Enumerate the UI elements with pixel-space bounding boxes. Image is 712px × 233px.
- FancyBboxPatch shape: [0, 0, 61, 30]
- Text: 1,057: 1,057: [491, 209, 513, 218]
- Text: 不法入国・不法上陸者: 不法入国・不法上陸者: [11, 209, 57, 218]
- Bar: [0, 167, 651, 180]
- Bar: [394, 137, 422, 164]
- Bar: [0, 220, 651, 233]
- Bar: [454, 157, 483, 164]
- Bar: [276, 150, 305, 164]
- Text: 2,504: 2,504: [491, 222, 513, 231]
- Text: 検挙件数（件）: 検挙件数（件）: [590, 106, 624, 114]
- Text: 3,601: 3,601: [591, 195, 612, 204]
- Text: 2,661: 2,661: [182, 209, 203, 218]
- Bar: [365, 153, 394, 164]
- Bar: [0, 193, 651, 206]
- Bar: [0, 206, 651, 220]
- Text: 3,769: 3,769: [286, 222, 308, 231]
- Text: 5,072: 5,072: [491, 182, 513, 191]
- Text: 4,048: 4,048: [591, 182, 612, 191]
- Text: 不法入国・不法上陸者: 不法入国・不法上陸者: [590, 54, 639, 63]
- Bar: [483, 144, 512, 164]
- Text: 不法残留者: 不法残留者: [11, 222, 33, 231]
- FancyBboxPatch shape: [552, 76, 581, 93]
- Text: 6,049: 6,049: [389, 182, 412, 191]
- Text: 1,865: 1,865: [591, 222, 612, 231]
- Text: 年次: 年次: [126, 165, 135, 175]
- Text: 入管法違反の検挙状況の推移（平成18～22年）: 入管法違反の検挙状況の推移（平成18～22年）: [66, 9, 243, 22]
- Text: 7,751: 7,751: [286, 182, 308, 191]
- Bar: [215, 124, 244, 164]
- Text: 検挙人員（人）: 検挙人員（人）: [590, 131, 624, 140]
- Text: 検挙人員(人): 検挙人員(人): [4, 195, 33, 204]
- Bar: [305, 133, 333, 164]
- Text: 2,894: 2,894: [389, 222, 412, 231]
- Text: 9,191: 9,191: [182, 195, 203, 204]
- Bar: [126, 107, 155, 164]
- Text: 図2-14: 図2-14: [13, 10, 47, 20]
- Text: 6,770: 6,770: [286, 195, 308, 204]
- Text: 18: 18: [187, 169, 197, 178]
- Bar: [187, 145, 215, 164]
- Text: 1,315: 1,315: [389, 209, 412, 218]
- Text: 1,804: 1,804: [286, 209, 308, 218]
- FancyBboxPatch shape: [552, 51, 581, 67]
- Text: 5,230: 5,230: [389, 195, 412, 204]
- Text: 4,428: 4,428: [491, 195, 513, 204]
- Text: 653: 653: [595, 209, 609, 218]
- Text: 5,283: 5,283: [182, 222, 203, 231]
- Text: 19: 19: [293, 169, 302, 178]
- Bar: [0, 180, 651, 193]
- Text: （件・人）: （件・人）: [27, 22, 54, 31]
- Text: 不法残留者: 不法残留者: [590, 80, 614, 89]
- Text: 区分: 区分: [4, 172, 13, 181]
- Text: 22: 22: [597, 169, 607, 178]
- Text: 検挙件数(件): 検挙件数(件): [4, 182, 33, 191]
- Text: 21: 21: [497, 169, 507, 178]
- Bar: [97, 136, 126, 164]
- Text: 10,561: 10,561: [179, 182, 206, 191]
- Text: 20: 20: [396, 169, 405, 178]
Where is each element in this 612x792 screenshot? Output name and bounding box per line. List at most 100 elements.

********************

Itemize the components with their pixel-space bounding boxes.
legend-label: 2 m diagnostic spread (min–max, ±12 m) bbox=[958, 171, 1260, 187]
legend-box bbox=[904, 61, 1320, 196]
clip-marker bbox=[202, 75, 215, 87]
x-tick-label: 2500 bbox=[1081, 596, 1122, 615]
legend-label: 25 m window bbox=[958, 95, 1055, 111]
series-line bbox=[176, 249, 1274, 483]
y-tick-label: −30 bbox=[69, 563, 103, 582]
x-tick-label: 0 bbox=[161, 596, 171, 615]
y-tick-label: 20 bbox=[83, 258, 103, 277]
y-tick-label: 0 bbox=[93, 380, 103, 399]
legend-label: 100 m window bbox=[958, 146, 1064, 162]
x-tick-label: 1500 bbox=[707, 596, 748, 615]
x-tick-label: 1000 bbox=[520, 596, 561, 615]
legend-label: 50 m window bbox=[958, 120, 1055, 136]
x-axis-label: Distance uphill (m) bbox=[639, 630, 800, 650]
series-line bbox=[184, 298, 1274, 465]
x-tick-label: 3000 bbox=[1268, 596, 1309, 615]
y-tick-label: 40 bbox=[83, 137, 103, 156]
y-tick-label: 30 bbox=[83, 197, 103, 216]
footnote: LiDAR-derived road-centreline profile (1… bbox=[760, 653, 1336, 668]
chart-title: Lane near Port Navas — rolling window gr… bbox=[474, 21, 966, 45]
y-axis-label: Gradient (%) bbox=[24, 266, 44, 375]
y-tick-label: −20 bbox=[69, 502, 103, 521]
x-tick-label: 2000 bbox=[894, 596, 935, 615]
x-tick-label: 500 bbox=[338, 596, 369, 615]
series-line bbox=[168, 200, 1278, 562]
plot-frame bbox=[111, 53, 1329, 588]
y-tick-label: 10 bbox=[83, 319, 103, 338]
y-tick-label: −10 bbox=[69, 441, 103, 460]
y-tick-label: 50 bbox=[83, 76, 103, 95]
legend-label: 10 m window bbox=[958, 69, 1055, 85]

********************

**Exercise**
Put the lines above, from the line containing "Enumerate the UI" through the line containing "- Bar: [0, 220, 651, 233]", into a JSON list of strings with one string per line, leaving out any blank lines.

**The response**
[
  "Enumerate the UI elements with pixel-space bounding boxes. Image is 712px × 233px.",
  "- FancyBboxPatch shape: [0, 0, 61, 30]",
  "- Text: 1,057: 1,057: [491, 209, 513, 218]",
  "- Text: 不法入国・不法上陸者: 不法入国・不法上陸者: [11, 209, 57, 218]",
  "- Bar: [0, 167, 651, 180]",
  "- Bar: [394, 137, 422, 164]",
  "- Bar: [0, 220, 651, 233]"
]